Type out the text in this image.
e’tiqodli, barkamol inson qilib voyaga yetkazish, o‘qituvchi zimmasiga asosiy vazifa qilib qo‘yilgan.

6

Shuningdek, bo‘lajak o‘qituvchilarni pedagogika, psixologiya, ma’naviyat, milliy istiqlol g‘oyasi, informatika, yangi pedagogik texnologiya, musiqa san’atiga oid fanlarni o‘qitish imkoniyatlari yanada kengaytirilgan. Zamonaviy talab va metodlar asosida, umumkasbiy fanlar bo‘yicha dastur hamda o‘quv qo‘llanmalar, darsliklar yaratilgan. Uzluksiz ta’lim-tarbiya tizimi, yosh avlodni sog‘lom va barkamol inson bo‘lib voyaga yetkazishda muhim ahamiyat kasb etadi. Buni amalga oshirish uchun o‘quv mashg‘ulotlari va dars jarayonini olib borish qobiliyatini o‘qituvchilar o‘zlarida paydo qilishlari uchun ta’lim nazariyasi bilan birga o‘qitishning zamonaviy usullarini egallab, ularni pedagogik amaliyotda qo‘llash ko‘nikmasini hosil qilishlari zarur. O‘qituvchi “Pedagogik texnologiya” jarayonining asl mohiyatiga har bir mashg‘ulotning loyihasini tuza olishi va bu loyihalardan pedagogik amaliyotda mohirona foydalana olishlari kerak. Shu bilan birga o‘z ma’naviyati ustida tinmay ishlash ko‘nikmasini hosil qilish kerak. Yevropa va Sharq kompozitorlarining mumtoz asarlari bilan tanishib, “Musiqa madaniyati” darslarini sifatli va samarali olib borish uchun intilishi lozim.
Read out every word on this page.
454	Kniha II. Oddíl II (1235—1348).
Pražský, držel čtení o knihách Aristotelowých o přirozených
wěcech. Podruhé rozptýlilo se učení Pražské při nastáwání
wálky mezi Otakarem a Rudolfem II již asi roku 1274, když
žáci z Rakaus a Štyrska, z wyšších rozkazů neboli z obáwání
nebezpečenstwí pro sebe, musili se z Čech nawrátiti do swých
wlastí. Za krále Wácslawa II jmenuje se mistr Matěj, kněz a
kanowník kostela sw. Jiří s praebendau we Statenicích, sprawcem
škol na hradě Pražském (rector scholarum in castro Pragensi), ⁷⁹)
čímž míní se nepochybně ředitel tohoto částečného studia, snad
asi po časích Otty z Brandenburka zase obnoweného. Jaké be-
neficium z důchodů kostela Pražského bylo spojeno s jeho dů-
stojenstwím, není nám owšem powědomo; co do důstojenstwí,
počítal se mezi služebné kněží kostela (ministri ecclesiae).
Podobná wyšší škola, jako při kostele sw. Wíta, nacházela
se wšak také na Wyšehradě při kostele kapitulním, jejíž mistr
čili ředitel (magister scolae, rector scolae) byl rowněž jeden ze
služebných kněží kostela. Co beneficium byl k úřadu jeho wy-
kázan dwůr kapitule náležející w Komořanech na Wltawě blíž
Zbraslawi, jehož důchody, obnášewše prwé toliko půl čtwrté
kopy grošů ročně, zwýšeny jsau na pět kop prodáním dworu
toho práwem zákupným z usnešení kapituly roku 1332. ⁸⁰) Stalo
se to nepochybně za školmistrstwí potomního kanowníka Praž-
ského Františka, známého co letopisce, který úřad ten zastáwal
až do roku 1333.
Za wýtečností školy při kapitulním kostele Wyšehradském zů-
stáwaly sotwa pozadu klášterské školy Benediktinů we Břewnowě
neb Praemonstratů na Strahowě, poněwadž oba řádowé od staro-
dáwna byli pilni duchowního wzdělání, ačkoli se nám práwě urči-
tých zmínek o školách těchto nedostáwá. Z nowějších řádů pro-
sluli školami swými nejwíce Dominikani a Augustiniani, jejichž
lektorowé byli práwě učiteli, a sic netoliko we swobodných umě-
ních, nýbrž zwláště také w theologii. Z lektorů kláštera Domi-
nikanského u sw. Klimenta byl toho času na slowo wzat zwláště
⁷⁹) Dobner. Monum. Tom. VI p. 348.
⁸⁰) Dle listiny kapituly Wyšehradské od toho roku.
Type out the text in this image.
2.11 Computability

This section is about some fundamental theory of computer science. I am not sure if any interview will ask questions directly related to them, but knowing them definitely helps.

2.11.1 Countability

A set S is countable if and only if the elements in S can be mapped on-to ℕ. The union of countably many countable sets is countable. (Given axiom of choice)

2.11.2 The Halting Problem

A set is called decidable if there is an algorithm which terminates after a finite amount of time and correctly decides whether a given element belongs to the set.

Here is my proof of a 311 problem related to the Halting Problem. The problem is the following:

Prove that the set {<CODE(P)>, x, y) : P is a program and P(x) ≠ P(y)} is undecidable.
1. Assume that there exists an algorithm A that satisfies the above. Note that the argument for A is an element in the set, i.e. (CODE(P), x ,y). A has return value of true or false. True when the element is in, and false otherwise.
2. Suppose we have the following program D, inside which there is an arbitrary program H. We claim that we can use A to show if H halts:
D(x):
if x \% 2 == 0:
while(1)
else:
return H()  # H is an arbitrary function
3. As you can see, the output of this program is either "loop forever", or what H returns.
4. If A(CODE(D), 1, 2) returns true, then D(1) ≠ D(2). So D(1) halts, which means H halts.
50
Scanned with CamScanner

==========

◆ Exercise task:
Show all lines in the entries above where the word "true" appears.

◆ Solution for this exercise:
1. Assume that there exists an algorithm A that satisfies the above. Note that the argument for A is an element in the set, i.e. (CODE(P), x ,y). A has return value of true or false. True when the element is in, and false otherwise.
4. If A(CODE(D), 1, 2) returns true, then D(1) ≠ D(2). So D(1) halts, which means H halts.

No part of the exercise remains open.